Extracted entries:
#####

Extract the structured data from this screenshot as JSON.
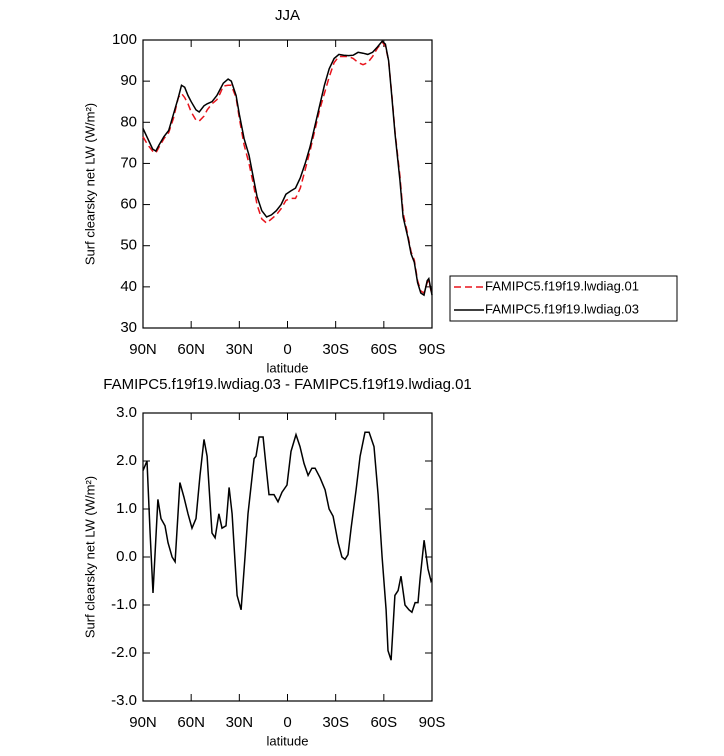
{
  "chart_data": [
    {
      "type": "line",
      "title": "JJA",
      "x_label": "latitude",
      "y_label": "Surf clearsky net LW (W/m²)",
      "x": [
        90,
        87,
        84,
        82,
        80,
        77,
        74,
        71,
        68,
        66,
        64,
        62,
        60,
        57,
        55,
        52,
        50,
        47,
        44,
        42,
        40,
        37,
        35,
        32,
        30,
        27,
        24,
        21,
        19,
        16,
        13,
        10,
        7,
        4,
        1,
        -2,
        -5,
        -8,
        -11,
        -14,
        -17,
        -20,
        -23,
        -26,
        -29,
        -32,
        -35,
        -38,
        -41,
        -44,
        -47,
        -50,
        -53,
        -56,
        -59,
        -61,
        -63,
        -65,
        -67,
        -70,
        -72,
        -75,
        -77,
        -79,
        -81,
        -83,
        -85,
        -87,
        -88,
        -90
      ],
      "series": [
        {
          "name": "FAMIPC5.f19f19.lwdiag.01",
          "color": "#e8141c",
          "line_style": "dashed",
          "values": [
            76.5,
            74.5,
            73,
            72.5,
            74,
            76,
            77.5,
            81,
            86,
            87,
            86,
            84.5,
            82.5,
            80.5,
            80.3,
            81.5,
            83,
            84.5,
            85.5,
            87,
            88.8,
            89,
            89,
            86,
            81,
            74.5,
            70,
            64.5,
            60,
            56.5,
            55.5,
            56.5,
            57.5,
            59,
            61,
            61.5,
            61.5,
            64,
            68.5,
            73,
            78,
            83,
            87,
            91,
            94.5,
            96,
            96,
            96,
            95.5,
            94.5,
            94,
            94.5,
            96,
            98,
            99.5,
            98.5,
            95,
            86.5,
            77.5,
            67,
            58,
            52.5,
            48.5,
            46.5,
            41.5,
            39,
            38.5,
            41,
            41.5,
            38
          ]
        },
        {
          "name": "FAMIPC5.f19f19.lwdiag.03",
          "color": "#000000",
          "line_style": "solid",
          "values": [
            78.5,
            76,
            73.5,
            73,
            74.5,
            76.5,
            78,
            82,
            86,
            89,
            88.5,
            86.5,
            85,
            83,
            82.5,
            84,
            84.5,
            85,
            86.5,
            88,
            89.5,
            90.5,
            90,
            86.5,
            82,
            76,
            72,
            66,
            62,
            58.5,
            57,
            57.5,
            58.5,
            60,
            62.5,
            63.3,
            64,
            66.5,
            70,
            74,
            79,
            84,
            89,
            93,
            95.5,
            96.5,
            96.3,
            96.2,
            96.3,
            97,
            96.8,
            96.5,
            97,
            98.3,
            99.7,
            99,
            95,
            86,
            77,
            66,
            57,
            52,
            48,
            46,
            41,
            38.5,
            38,
            41.5,
            42,
            38
          ]
        }
      ],
      "xlim": [
        90,
        -90
      ],
      "xticks": [
        {
          "value": 90,
          "label": "90N"
        },
        {
          "value": 60,
          "label": "60N"
        },
        {
          "value": 30,
          "label": "30N"
        },
        0,
        {
          "value": -30,
          "label": "30S"
        },
        {
          "value": -60,
          "label": "60S"
        },
        {
          "value": -90,
          "label": "90S"
        }
      ],
      "ylim": [
        30,
        100
      ],
      "yticks": [
        30,
        40,
        50,
        60,
        70,
        80,
        90,
        100
      ],
      "legend": "right"
    },
    {
      "type": "line",
      "title": "FAMIPC5.f19f19.lwdiag.03 - FAMIPC5.f19f19.lwdiag.01",
      "x_label": "latitude",
      "y_label": "Surf clearsky net LW (W/m²)",
      "x": [
        90,
        87.5,
        85.6,
        83.8,
        80.7,
        78.8,
        76.3,
        74.4,
        71.9,
        70,
        67,
        64.5,
        62,
        59.5,
        57,
        54.5,
        52,
        50.1,
        47,
        45.1,
        42.7,
        40.8,
        38.3,
        36.4,
        34.5,
        31.4,
        28.9,
        26.5,
        24.6,
        20.8,
        19.6,
        17.7,
        15.2,
        13.4,
        11.5,
        8.4,
        5.9,
        3.4,
        0.3,
        -2.2,
        -5.3,
        -7.8,
        -10.3,
        -12.8,
        -15.2,
        -17.2,
        -20.3,
        -23.4,
        -25.9,
        -28.4,
        -31.5,
        -33.9,
        -35.8,
        -37.7,
        -39.6,
        -42.7,
        -45.2,
        -48.3,
        -50.8,
        -53.9,
        -56.4,
        -58.9,
        -61.4,
        -62.6,
        -64.5,
        -66.9,
        -68.9,
        -70.7,
        -73.2,
        -75.7,
        -77.5,
        -79.5,
        -81.3,
        -82.6,
        -85.1,
        -87.5,
        -89.4,
        -90
      ],
      "values": [
        1.8,
        2.0,
        0.5,
        -0.75,
        1.2,
        0.8,
        0.65,
        0.3,
        0.0,
        -0.1,
        1.55,
        1.25,
        0.9,
        0.6,
        0.8,
        1.7,
        2.45,
        2.1,
        0.5,
        0.4,
        0.9,
        0.6,
        0.65,
        1.45,
        0.9,
        -0.8,
        -1.1,
        0.0,
        0.9,
        2.05,
        2.1,
        2.5,
        2.5,
        1.9,
        1.3,
        1.3,
        1.15,
        1.35,
        1.5,
        2.2,
        2.55,
        2.3,
        1.95,
        1.7,
        1.85,
        1.85,
        1.65,
        1.4,
        1.0,
        0.85,
        0.3,
        0.0,
        -0.05,
        0.05,
        0.6,
        1.4,
        2.1,
        2.6,
        2.6,
        2.3,
        1.3,
        0.0,
        -1.1,
        -1.95,
        -2.15,
        -0.8,
        -0.7,
        -0.4,
        -1.0,
        -1.1,
        -1.15,
        -0.95,
        -0.95,
        -0.45,
        0.35,
        -0.25,
        -0.5,
        -0.45
      ],
      "color": "#000000",
      "xlim": [
        90,
        -90
      ],
      "xticks": [
        {
          "value": 90,
          "label": "90N"
        },
        {
          "value": 60,
          "label": "60N"
        },
        {
          "value": 30,
          "label": "30N"
        },
        0,
        {
          "value": -30,
          "label": "30S"
        },
        {
          "value": -60,
          "label": "60S"
        },
        {
          "value": -90,
          "label": "90S"
        }
      ],
      "ylim": [
        -3,
        3
      ],
      "yticks": [
        {
          "value": -3,
          "label": "-3.0"
        },
        {
          "value": -2,
          "label": "-2.0"
        },
        {
          "value": -1,
          "label": "-1.0"
        },
        {
          "value": 0,
          "label": "0.0"
        },
        {
          "value": 1,
          "label": "1.0"
        },
        {
          "value": 2,
          "label": "2.0"
        },
        {
          "value": 3,
          "label": "3.0"
        }
      ]
    }
  ]
}
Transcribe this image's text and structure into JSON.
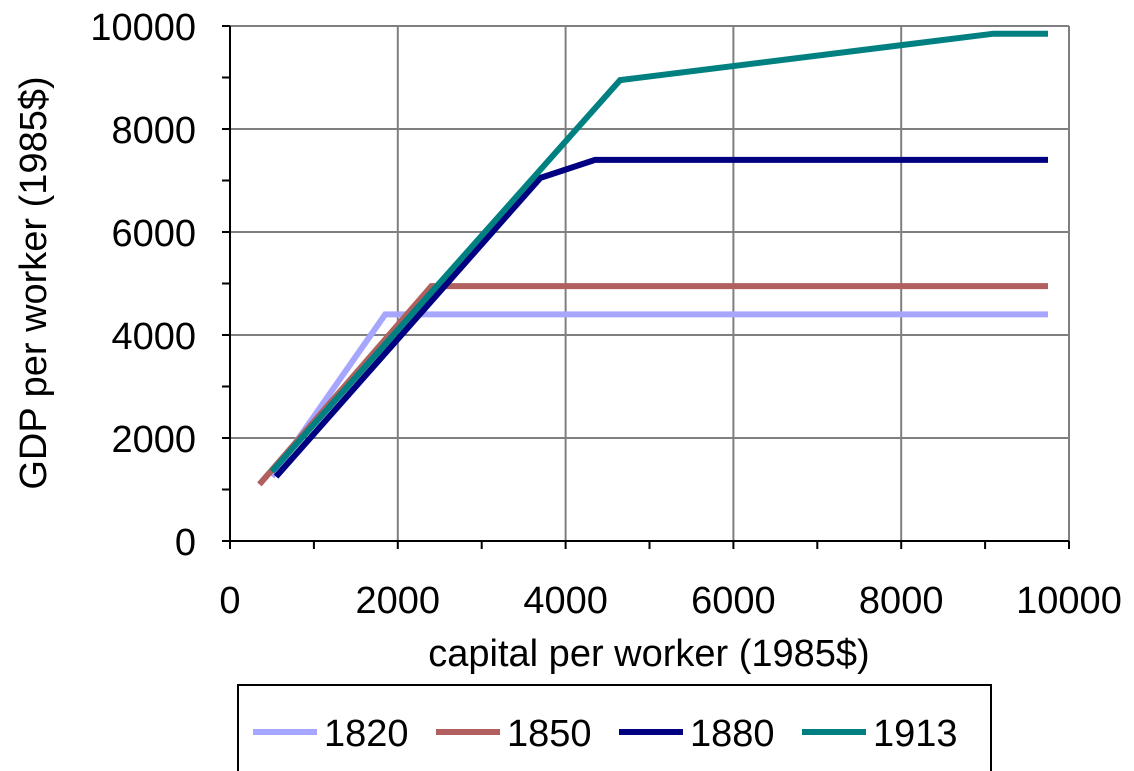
{
  "chart_data": {
    "type": "line",
    "title": "",
    "xlabel": "capital per worker (1985$)",
    "ylabel": "GDP per worker (1985$)",
    "xlim": [
      0,
      10000
    ],
    "ylim": [
      0,
      10000
    ],
    "x_ticks": [
      0,
      2000,
      4000,
      6000,
      8000,
      10000
    ],
    "y_ticks": [
      0,
      2000,
      4000,
      6000,
      8000,
      10000
    ],
    "x_tick_labels": [
      "0",
      "2000",
      "4000",
      "6000",
      "8000",
      "10000"
    ],
    "y_tick_labels": [
      "0",
      "2000",
      "4000",
      "6000",
      "8000",
      "10000"
    ],
    "x_minor_step": 1000,
    "y_minor_step": 1000,
    "grid": true,
    "legend_position": "bottom",
    "series": [
      {
        "name": "1820",
        "color": "#a6a6ff",
        "points": [
          [
            500,
            1250
          ],
          [
            1850,
            4400
          ],
          [
            9750,
            4400
          ]
        ]
      },
      {
        "name": "1850",
        "color": "#b0605e",
        "points": [
          [
            350,
            1100
          ],
          [
            2400,
            4950
          ],
          [
            9750,
            4950
          ]
        ]
      },
      {
        "name": "1880",
        "color": "#000080",
        "points": [
          [
            550,
            1250
          ],
          [
            3700,
            7050
          ],
          [
            4350,
            7400
          ],
          [
            9750,
            7400
          ]
        ]
      },
      {
        "name": "1913",
        "color": "#008080",
        "points": [
          [
            500,
            1350
          ],
          [
            4650,
            8950
          ],
          [
            9100,
            9850
          ],
          [
            9750,
            9850
          ]
        ]
      }
    ]
  }
}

#####

Task requirements:
Out of the material above, gather each line where "worker" appears.

Task result:
    "xlabel": "capital per worker (1985$)",
    "ylabel": "GDP per worker (1985$)",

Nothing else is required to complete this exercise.